> [Objective]: Extract each line bearing the word "JSON".

>> begin Excerpted data

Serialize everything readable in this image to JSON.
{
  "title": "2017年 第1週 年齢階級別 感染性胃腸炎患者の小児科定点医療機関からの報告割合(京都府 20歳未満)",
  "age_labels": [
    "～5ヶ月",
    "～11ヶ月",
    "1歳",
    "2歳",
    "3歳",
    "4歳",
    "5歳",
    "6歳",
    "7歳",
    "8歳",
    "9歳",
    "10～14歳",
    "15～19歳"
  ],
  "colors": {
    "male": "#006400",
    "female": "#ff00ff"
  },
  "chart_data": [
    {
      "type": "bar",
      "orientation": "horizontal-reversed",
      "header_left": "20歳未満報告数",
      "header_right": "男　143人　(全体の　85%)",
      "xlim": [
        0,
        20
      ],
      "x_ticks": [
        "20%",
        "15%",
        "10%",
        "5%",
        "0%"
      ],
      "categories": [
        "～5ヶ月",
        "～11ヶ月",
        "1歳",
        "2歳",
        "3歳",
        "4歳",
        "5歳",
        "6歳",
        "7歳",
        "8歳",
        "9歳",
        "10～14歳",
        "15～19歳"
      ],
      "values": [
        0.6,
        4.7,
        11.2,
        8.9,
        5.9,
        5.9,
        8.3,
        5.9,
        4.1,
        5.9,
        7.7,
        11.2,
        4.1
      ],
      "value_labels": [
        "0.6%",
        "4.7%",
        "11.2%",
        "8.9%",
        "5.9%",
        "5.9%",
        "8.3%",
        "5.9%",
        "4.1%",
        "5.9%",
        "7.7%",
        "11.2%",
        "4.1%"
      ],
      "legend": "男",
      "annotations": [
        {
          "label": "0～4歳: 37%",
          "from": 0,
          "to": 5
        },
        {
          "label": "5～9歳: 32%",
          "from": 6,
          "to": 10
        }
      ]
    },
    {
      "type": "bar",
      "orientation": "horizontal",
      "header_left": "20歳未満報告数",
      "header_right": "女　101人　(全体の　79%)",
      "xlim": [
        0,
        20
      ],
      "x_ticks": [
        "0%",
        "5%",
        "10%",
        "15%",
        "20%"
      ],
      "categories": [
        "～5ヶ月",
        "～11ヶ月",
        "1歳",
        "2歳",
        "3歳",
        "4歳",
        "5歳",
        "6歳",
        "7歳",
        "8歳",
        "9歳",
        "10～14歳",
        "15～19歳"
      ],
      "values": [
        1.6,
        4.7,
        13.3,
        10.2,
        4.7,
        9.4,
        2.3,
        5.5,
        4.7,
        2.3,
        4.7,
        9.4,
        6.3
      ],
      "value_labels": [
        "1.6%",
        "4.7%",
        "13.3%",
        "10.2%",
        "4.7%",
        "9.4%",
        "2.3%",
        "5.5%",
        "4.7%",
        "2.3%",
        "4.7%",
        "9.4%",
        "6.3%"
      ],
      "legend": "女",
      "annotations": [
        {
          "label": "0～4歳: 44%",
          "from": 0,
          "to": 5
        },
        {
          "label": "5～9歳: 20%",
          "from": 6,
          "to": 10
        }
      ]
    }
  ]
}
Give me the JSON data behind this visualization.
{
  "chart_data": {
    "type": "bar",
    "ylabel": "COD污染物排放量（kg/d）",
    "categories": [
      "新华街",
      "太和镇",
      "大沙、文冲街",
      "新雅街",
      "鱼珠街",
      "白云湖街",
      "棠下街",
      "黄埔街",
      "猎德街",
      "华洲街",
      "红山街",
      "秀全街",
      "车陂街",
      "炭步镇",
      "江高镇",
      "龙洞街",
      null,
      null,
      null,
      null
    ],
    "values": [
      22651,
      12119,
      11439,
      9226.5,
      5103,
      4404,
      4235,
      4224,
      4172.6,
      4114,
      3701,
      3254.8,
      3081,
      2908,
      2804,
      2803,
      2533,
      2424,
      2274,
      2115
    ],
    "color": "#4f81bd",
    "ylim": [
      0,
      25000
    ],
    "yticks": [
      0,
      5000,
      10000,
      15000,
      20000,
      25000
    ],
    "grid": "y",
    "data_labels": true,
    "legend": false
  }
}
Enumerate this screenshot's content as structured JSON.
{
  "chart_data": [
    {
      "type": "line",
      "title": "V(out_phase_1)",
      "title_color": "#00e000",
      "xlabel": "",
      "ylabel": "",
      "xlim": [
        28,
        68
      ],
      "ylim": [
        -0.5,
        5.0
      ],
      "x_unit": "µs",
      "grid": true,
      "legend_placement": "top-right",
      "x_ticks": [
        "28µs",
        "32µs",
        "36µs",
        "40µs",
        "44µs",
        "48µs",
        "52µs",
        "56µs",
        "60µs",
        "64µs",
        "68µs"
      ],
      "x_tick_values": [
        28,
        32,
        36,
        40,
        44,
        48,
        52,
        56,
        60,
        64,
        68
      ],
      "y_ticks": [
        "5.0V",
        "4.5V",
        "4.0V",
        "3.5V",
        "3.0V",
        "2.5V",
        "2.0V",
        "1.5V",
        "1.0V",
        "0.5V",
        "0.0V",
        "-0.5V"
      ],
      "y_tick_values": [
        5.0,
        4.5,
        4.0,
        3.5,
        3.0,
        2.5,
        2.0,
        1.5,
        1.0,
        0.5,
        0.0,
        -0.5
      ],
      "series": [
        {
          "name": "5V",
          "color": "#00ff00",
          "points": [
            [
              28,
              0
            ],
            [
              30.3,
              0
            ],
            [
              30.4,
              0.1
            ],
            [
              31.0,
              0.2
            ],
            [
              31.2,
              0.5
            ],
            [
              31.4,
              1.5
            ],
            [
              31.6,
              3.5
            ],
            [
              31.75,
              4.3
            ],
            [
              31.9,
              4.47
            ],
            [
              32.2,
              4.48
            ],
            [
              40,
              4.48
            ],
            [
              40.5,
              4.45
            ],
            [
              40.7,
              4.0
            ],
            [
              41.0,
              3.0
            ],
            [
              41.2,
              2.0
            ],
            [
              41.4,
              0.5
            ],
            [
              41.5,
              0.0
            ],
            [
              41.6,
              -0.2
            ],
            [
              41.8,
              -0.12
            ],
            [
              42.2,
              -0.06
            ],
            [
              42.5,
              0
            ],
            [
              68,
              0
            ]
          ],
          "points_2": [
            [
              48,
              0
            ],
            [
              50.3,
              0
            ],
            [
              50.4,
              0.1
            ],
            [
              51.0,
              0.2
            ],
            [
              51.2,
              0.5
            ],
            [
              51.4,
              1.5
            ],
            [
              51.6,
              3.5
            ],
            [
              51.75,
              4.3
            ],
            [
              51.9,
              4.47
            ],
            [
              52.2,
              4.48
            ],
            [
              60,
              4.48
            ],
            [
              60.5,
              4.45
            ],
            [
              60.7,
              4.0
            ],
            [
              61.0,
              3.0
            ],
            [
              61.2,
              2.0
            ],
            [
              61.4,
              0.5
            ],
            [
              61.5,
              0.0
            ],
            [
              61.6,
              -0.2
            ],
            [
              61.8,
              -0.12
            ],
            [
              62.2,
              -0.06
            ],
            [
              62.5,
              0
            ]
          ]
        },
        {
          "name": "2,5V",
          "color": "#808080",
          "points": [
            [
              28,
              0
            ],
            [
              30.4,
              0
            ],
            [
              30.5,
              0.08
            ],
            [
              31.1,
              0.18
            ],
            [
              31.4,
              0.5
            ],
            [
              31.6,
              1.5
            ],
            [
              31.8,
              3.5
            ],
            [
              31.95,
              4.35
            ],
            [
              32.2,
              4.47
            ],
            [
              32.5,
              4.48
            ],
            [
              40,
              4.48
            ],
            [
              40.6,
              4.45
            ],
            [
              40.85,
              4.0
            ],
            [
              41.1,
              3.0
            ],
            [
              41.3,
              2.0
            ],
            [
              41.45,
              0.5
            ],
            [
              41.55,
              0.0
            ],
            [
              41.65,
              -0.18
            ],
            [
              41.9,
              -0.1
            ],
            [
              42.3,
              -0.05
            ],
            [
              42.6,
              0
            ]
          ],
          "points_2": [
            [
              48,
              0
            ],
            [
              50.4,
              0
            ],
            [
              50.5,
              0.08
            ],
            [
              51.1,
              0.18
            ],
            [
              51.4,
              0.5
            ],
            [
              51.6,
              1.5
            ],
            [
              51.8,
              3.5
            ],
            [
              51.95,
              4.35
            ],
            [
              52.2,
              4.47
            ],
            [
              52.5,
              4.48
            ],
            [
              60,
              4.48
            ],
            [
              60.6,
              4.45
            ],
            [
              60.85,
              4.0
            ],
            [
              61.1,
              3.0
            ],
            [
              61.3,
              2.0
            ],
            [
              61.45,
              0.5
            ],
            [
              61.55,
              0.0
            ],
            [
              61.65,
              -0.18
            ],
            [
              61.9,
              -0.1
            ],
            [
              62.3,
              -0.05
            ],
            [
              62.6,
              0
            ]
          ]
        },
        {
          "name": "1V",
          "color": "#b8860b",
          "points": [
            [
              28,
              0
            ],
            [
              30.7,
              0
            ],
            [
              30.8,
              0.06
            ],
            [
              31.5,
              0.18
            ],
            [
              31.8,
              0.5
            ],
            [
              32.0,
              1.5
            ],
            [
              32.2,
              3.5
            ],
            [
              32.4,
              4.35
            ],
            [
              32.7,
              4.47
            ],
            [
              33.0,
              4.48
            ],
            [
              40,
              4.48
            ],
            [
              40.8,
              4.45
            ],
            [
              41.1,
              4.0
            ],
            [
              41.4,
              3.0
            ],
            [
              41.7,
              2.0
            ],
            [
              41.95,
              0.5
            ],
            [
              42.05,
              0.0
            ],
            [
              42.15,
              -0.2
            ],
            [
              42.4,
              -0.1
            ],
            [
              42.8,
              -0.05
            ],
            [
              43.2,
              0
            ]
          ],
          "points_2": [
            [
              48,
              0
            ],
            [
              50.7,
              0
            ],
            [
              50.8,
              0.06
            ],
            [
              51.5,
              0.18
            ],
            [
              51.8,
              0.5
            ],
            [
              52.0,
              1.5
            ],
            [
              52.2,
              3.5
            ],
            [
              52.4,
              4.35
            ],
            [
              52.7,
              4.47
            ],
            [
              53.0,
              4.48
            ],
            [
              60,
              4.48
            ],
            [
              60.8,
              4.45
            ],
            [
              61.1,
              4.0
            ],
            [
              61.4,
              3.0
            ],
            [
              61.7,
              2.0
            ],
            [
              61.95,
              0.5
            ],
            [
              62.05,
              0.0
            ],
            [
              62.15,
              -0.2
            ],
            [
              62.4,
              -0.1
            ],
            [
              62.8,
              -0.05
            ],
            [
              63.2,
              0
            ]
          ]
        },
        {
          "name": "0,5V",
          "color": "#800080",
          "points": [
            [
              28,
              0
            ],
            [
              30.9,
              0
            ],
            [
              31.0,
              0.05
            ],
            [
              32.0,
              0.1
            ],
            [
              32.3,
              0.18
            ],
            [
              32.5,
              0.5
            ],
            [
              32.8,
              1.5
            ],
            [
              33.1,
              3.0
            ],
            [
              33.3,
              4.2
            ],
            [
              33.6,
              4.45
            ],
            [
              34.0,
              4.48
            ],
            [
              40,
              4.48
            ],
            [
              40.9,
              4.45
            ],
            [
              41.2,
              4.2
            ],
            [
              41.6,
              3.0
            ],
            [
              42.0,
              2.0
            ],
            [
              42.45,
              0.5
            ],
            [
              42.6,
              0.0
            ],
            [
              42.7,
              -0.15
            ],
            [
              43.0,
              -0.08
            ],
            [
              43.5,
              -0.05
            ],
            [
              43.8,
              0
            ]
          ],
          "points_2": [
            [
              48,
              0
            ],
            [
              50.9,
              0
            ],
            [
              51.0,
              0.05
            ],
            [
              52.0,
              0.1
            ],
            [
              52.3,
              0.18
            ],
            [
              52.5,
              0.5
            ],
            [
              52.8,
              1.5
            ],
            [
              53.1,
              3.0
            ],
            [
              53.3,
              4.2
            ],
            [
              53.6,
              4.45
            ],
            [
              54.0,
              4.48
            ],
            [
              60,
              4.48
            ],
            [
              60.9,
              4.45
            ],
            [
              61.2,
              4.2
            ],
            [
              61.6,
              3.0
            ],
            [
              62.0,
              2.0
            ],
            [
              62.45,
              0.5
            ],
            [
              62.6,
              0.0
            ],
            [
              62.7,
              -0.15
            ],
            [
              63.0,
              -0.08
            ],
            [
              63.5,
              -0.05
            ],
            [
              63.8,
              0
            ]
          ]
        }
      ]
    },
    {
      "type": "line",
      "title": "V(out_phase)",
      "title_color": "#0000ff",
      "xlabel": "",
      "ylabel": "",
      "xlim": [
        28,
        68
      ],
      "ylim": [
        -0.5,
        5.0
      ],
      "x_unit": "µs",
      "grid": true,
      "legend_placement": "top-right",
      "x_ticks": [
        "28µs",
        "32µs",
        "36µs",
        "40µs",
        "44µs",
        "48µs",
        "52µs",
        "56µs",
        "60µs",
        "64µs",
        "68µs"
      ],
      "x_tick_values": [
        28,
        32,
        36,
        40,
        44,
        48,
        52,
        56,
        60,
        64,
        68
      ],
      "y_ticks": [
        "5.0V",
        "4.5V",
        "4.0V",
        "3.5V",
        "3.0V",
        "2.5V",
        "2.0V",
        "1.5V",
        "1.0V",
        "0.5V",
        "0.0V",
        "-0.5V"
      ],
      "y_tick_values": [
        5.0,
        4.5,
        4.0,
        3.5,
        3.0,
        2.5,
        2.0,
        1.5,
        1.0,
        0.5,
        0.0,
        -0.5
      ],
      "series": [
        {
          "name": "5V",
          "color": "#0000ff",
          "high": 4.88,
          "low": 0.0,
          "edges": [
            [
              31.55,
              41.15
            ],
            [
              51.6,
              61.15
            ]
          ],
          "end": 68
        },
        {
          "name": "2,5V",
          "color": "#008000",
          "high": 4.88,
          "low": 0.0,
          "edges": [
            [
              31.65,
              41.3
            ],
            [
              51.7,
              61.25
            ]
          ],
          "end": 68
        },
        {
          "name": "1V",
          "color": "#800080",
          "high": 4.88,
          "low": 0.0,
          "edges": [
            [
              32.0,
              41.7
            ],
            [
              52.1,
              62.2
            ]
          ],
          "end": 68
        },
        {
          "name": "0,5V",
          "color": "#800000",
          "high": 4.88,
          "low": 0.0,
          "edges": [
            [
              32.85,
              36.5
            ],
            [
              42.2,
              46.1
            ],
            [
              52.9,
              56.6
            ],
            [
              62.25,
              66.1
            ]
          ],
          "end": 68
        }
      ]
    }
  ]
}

>> end Excerpted data

> [Answer for this exercise]:
Serialize everything readable in this image to JSON.
Give me the JSON data behind this visualization.
Enumerate this screenshot's content as structured JSON.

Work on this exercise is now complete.